## Exercise objective:
Without changing a thing, reproduce the entire listing and leave out its pictures.

## Task inputs:
.....

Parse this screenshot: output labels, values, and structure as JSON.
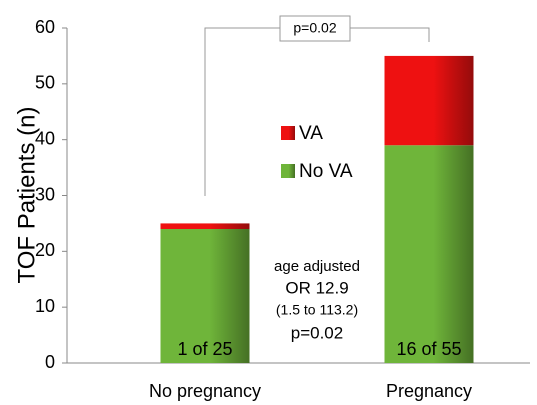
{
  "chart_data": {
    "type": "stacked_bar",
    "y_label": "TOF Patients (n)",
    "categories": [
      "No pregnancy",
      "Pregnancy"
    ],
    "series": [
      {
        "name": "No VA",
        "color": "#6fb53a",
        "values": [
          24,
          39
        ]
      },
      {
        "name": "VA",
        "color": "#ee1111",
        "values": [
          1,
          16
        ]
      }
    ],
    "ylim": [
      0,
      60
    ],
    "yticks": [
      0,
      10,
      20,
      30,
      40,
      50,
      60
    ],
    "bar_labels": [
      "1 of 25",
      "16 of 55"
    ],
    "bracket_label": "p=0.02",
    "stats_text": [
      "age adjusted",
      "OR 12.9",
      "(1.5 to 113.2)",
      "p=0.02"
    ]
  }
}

.....

## Your solution:
Parse this screenshot: output labels, values, and structure as JSON.
{
  "chart_data": {
    "type": "stacked_bar",
    "y_label": "TOF Patients (n)",
    "categories": [
      "No pregnancy",
      "Pregnancy"
    ],
    "series": [
      {
        "name": "No VA",
        "color": "#6fb53a",
        "values": [
          24,
          39
        ]
      },
      {
        "name": "VA",
        "color": "#ee1111",
        "values": [
          1,
          16
        ]
      }
    ],
    "ylim": [
      0,
      60
    ],
    "yticks": [
      0,
      10,
      20,
      30,
      40,
      50,
      60
    ],
    "bar_labels": [
      "1 of 25",
      "16 of 55"
    ],
    "bracket_label": "p=0.02",
    "stats_text": [
      "age adjusted",
      "OR 12.9",
      "(1.5 to 113.2)",
      "p=0.02"
    ]
  }
}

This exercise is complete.